#### WHAT TO WORK ON:
Return the whole listing, keeping every character the same.

◆ ◆ ◆ ◆ ◆

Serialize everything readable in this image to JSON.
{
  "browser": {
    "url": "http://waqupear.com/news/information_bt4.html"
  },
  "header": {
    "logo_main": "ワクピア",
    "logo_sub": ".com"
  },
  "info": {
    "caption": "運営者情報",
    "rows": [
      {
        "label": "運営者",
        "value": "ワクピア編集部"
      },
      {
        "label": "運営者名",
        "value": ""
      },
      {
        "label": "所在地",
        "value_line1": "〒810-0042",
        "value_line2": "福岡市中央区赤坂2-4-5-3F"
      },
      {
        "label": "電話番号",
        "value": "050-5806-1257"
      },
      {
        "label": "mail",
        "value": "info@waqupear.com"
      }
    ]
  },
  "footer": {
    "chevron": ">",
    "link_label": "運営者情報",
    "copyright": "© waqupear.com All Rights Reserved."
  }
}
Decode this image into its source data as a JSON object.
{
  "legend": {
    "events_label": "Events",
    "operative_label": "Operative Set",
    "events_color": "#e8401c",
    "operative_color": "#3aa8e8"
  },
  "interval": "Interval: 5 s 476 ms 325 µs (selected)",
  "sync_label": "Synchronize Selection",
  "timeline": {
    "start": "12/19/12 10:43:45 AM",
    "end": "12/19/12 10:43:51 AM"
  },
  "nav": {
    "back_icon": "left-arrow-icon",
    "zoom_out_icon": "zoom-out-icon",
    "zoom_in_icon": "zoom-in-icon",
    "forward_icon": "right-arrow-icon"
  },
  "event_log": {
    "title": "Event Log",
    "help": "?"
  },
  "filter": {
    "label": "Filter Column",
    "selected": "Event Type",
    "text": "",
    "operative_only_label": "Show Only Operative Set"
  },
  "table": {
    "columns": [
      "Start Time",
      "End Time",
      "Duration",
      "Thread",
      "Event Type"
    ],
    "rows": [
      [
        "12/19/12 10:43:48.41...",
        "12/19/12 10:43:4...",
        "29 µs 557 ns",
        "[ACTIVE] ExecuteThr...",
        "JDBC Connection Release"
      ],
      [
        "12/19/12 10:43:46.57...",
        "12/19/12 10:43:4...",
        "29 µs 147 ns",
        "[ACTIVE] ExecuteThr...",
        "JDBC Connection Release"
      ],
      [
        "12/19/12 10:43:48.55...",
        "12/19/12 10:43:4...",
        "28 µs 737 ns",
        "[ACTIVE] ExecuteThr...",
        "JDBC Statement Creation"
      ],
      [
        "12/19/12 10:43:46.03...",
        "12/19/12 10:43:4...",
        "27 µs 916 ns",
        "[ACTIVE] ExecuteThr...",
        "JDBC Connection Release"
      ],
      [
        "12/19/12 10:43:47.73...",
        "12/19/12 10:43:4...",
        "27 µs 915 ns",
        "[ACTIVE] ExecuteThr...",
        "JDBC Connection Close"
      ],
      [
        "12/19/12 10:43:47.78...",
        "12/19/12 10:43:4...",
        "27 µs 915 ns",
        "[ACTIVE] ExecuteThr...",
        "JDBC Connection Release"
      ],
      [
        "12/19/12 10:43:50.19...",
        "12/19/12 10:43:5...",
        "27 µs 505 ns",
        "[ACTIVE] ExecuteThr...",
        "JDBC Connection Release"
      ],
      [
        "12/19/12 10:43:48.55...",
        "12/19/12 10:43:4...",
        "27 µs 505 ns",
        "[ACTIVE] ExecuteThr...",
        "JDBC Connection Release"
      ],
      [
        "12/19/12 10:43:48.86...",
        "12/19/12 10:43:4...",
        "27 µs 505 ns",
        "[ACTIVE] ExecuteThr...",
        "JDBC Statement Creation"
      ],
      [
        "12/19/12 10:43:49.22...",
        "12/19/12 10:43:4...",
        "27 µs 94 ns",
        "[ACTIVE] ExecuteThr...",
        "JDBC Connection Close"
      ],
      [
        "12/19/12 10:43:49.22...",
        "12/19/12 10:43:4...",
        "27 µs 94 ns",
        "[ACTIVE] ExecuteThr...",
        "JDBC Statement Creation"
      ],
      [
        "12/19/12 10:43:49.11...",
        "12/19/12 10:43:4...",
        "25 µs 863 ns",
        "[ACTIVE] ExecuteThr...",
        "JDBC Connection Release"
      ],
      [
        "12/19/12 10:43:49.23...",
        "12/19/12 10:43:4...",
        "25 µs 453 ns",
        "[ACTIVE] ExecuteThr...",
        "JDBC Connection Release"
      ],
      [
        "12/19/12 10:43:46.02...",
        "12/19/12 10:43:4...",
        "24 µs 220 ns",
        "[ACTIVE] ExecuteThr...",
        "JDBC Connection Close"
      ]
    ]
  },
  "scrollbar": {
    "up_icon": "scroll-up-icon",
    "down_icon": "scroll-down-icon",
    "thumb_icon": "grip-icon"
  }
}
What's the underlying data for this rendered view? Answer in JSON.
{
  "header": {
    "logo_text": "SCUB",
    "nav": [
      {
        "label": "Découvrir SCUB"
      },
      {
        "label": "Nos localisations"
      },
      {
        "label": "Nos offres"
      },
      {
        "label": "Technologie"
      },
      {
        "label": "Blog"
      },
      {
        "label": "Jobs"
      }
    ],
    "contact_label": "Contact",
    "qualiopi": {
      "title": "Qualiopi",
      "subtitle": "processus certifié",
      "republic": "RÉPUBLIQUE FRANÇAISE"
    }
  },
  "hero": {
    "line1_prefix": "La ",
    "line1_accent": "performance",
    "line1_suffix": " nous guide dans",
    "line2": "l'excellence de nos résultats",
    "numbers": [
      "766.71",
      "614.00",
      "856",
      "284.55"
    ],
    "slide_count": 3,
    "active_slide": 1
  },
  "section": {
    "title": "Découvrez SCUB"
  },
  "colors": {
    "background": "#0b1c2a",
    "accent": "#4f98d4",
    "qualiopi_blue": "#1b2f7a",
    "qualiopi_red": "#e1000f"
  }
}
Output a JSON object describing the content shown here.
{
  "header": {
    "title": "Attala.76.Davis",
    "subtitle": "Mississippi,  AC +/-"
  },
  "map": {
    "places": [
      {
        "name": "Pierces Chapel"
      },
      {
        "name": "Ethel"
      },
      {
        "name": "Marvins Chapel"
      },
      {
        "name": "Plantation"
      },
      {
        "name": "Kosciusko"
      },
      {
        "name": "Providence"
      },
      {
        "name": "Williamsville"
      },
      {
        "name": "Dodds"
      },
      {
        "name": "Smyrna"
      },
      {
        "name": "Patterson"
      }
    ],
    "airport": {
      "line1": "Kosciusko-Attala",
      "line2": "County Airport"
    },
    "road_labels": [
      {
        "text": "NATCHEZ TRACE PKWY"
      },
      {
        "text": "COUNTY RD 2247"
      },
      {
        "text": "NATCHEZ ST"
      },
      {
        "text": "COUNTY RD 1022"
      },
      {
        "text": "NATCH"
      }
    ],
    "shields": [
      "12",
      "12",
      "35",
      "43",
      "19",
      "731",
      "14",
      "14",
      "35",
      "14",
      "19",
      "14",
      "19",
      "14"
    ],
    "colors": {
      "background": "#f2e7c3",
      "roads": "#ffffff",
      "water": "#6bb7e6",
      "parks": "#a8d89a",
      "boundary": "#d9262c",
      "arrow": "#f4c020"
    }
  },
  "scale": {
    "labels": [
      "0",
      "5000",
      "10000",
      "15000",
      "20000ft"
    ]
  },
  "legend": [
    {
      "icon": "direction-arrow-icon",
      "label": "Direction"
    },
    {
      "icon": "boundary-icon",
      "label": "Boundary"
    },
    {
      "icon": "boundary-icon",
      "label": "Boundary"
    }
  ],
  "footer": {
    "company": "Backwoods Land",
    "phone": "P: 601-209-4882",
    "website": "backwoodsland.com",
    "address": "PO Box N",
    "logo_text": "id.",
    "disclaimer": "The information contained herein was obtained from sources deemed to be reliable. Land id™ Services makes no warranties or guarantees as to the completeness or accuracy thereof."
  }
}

◆ ◆ ◆ ◆ ◆

#### RESULT BELOW:
Serialize everything readable in this image to JSON.
{
  "browser": {
    "url": "http://waqupear.com/news/information_bt4.html"
  },
  "header": {
    "logo_main": "ワクピア",
    "logo_sub": ".com"
  },
  "info": {
    "caption": "運営者情報",
    "rows": [
      {
        "label": "運営者",
        "value": "ワクピア編集部"
      },
      {
        "label": "運営者名",
        "value": ""
      },
      {
        "label": "所在地",
        "value_line1": "〒810-0042",
        "value_line2": "福岡市中央区赤坂2-4-5-3F"
      },
      {
        "label": "電話番号",
        "value": "050-5806-1257"
      },
      {
        "label": "mail",
        "value": "info@waqupear.com"
      }
    ]
  },
  "footer": {
    "chevron": ">",
    "link_label": "運営者情報",
    "copyright": "© waqupear.com All Rights Reserved."
  }
}
Decode this image into its source data as a JSON object.
{
  "legend": {
    "events_label": "Events",
    "operative_label": "Operative Set",
    "events_color": "#e8401c",
    "operative_color": "#3aa8e8"
  },
  "interval": "Interval: 5 s 476 ms 325 µs (selected)",
  "sync_label": "Synchronize Selection",
  "timeline": {
    "start": "12/19/12 10:43:45 AM",
    "end": "12/19/12 10:43:51 AM"
  },
  "nav": {
    "back_icon": "left-arrow-icon",
    "zoom_out_icon": "zoom-out-icon",
    "zoom_in_icon": "zoom-in-icon",
    "forward_icon": "right-arrow-icon"
  },
  "event_log": {
    "title": "Event Log",
    "help": "?"
  },
  "filter": {
    "label": "Filter Column",
    "selected": "Event Type",
    "text": "",
    "operative_only_label": "Show Only Operative Set"
  },
  "table": {
    "columns": [
      "Start Time",
      "End Time",
      "Duration",
      "Thread",
      "Event Type"
    ],
    "rows": [
      [
        "12/19/12 10:43:48.41...",
        "12/19/12 10:43:4...",
        "29 µs 557 ns",
        "[ACTIVE] ExecuteThr...",
        "JDBC Connection Release"
      ],
      [
        "12/19/12 10:43:46.57...",
        "12/19/12 10:43:4...",
        "29 µs 147 ns",
        "[ACTIVE] ExecuteThr...",
        "JDBC Connection Release"
      ],
      [
        "12/19/12 10:43:48.55...",
        "12/19/12 10:43:4...",
        "28 µs 737 ns",
        "[ACTIVE] ExecuteThr...",
        "JDBC Statement Creation"
      ],
      [
        "12/19/12 10:43:46.03...",
        "12/19/12 10:43:4...",
        "27 µs 916 ns",
        "[ACTIVE] ExecuteThr...",
        "JDBC Connection Release"
      ],
      [
        "12/19/12 10:43:47.73...",
        "12/19/12 10:43:4...",
        "27 µs 915 ns",
        "[ACTIVE] ExecuteThr...",
        "JDBC Connection Close"
      ],
      [
        "12/19/12 10:43:47.78...",
        "12/19/12 10:43:4...",
        "27 µs 915 ns",
        "[ACTIVE] ExecuteThr...",
        "JDBC Connection Release"
      ],
      [
        "12/19/12 10:43:50.19...",
        "12/19/12 10:43:5...",
        "27 µs 505 ns",
        "[ACTIVE] ExecuteThr...",
        "JDBC Connection Release"
      ],
      [
        "12/19/12 10:43:48.55...",
        "12/19/12 10:43:4...",
        "27 µs 505 ns",
        "[ACTIVE] ExecuteThr...",
        "JDBC Connection Release"
      ],
      [
        "12/19/12 10:43:48.86...",
        "12/19/12 10:43:4...",
        "27 µs 505 ns",
        "[ACTIVE] ExecuteThr...",
        "JDBC Statement Creation"
      ],
      [
        "12/19/12 10:43:49.22...",
        "12/19/12 10:43:4...",
        "27 µs 94 ns",
        "[ACTIVE] ExecuteThr...",
        "JDBC Connection Close"
      ],
      [
        "12/19/12 10:43:49.22...",
        "12/19/12 10:43:4...",
        "27 µs 94 ns",
        "[ACTIVE] ExecuteThr...",
        "JDBC Statement Creation"
      ],
      [
        "12/19/12 10:43:49.11...",
        "12/19/12 10:43:4...",
        "25 µs 863 ns",
        "[ACTIVE] ExecuteThr...",
        "JDBC Connection Release"
      ],
      [
        "12/19/12 10:43:49.23...",
        "12/19/12 10:43:4...",
        "25 µs 453 ns",
        "[ACTIVE] ExecuteThr...",
        "JDBC Connection Release"
      ],
      [
        "12/19/12 10:43:46.02...",
        "12/19/12 10:43:4...",
        "24 µs 220 ns",
        "[ACTIVE] ExecuteThr...",
        "JDBC Connection Close"
      ]
    ]
  },
  "scrollbar": {
    "up_icon": "scroll-up-icon",
    "down_icon": "scroll-down-icon",
    "thumb_icon": "grip-icon"
  }
}
What's the underlying data for this rendered view? Answer in JSON.
{
  "header": {
    "logo_text": "SCUB",
    "nav": [
      {
        "label": "Découvrir SCUB"
      },
      {
        "label": "Nos localisations"
      },
      {
        "label": "Nos offres"
      },
      {
        "label": "Technologie"
      },
      {
        "label": "Blog"
      },
      {
        "label": "Jobs"
      }
    ],
    "contact_label": "Contact",
    "qualiopi": {
      "title": "Qualiopi",
      "subtitle": "processus certifié",
      "republic": "RÉPUBLIQUE FRANÇAISE"
    }
  },
  "hero": {
    "line1_prefix": "La ",
    "line1_accent": "performance",
    "line1_suffix": " nous guide dans",
    "line2": "l'excellence de nos résultats",
    "numbers": [
      "766.71",
      "614.00",
      "856",
      "284.55"
    ],
    "slide_count": 3,
    "active_slide": 1
  },
  "section": {
    "title": "Découvrez SCUB"
  },
  "colors": {
    "background": "#0b1c2a",
    "accent": "#4f98d4",
    "qualiopi_blue": "#1b2f7a",
    "qualiopi_red": "#e1000f"
  }
}
Output a JSON object describing the content shown here.
{
  "header": {
    "title": "Attala.76.Davis",
    "subtitle": "Mississippi,  AC +/-"
  },
  "map": {
    "places": [
      {
        "name": "Pierces Chapel"
      },
      {
        "name": "Ethel"
      },
      {
        "name": "Marvins Chapel"
      },
      {
        "name": "Plantation"
      },
      {
        "name": "Kosciusko"
      },
      {
        "name": "Providence"
      },
      {
        "name": "Williamsville"
      },
      {
        "name": "Dodds"
      },
      {
        "name": "Smyrna"
      },
      {
        "name": "Patterson"
      }
    ],
    "airport": {
      "line1": "Kosciusko-Attala",
      "line2": "County Airport"
    },
    "road_labels": [
      {
        "text": "NATCHEZ TRACE PKWY"
      },
      {
        "text": "COUNTY RD 2247"
      },
      {
        "text": "NATCHEZ ST"
      },
      {
        "text": "COUNTY RD 1022"
      },
      {
        "text": "NATCH"
      }
    ],
    "shields": [
      "12",
      "12",
      "35",
      "43",
      "19",
      "731",
      "14",
      "14",
      "35",
      "14",
      "19",
      "14",
      "19",
      "14"
    ],
    "colors": {
      "background": "#f2e7c3",
      "roads": "#ffffff",
      "water": "#6bb7e6",
      "parks": "#a8d89a",
      "boundary": "#d9262c",
      "arrow": "#f4c020"
    }
  },
  "scale": {
    "labels": [
      "0",
      "5000",
      "10000",
      "15000",
      "20000ft"
    ]
  },
  "legend": [
    {
      "icon": "direction-arrow-icon",
      "label": "Direction"
    },
    {
      "icon": "boundary-icon",
      "label": "Boundary"
    },
    {
      "icon": "boundary-icon",
      "label": "Boundary"
    }
  ],
  "footer": {
    "company": "Backwoods Land",
    "phone": "P: 601-209-4882",
    "website": "backwoodsland.com",
    "address": "PO Box N",
    "logo_text": "id.",
    "disclaimer": "The information contained herein was obtained from sources deemed to be reliable. Land id™ Services makes no warranties or guarantees as to the completeness or accuracy thereof."
  }
}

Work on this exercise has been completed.